Material supplied

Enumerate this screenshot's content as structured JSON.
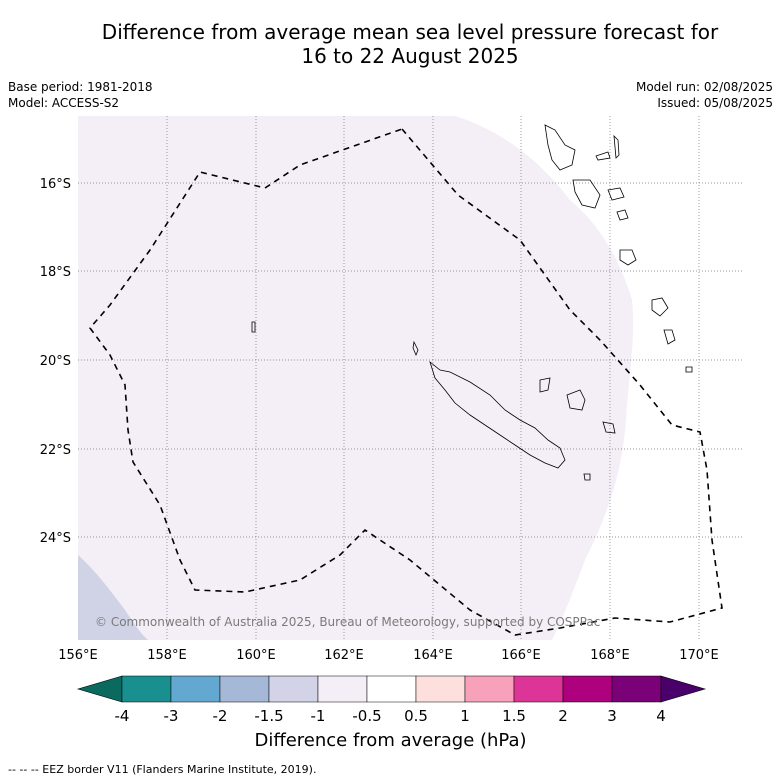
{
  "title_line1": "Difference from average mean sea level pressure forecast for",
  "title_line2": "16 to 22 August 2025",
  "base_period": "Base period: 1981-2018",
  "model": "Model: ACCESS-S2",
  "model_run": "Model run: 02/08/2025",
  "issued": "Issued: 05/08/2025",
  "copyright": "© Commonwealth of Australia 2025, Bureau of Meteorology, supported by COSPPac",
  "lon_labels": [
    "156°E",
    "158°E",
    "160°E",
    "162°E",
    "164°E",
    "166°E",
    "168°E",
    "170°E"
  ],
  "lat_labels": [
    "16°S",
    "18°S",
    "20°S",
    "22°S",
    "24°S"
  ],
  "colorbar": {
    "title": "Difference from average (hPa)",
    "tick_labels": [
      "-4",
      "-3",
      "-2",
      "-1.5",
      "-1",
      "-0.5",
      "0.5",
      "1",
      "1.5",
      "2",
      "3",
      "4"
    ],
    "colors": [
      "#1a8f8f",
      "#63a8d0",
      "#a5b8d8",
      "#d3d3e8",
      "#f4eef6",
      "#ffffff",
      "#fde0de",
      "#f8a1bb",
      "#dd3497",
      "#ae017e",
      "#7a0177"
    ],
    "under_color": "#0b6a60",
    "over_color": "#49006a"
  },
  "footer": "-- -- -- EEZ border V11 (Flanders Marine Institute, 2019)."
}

What this task involves
Without the pictures, extract every entry verbatim.

Completed task
Enumerate this screenshot's content as structured JSON.
{
  "title_line1": "Difference from average mean sea level pressure forecast for",
  "title_line2": "16 to 22 August 2025",
  "base_period": "Base period: 1981-2018",
  "model": "Model: ACCESS-S2",
  "model_run": "Model run: 02/08/2025",
  "issued": "Issued: 05/08/2025",
  "copyright": "© Commonwealth of Australia 2025, Bureau of Meteorology, supported by COSPPac",
  "lon_labels": [
    "156°E",
    "158°E",
    "160°E",
    "162°E",
    "164°E",
    "166°E",
    "168°E",
    "170°E"
  ],
  "lat_labels": [
    "16°S",
    "18°S",
    "20°S",
    "22°S",
    "24°S"
  ],
  "colorbar": {
    "title": "Difference from average (hPa)",
    "tick_labels": [
      "-4",
      "-3",
      "-2",
      "-1.5",
      "-1",
      "-0.5",
      "0.5",
      "1",
      "1.5",
      "2",
      "3",
      "4"
    ],
    "colors": [
      "#1a8f8f",
      "#63a8d0",
      "#a5b8d8",
      "#d3d3e8",
      "#f4eef6",
      "#ffffff",
      "#fde0de",
      "#f8a1bb",
      "#dd3497",
      "#ae017e",
      "#7a0177"
    ],
    "under_color": "#0b6a60",
    "over_color": "#49006a"
  },
  "footer": "-- -- -- EEZ border V11 (Flanders Marine Institute, 2019)."
}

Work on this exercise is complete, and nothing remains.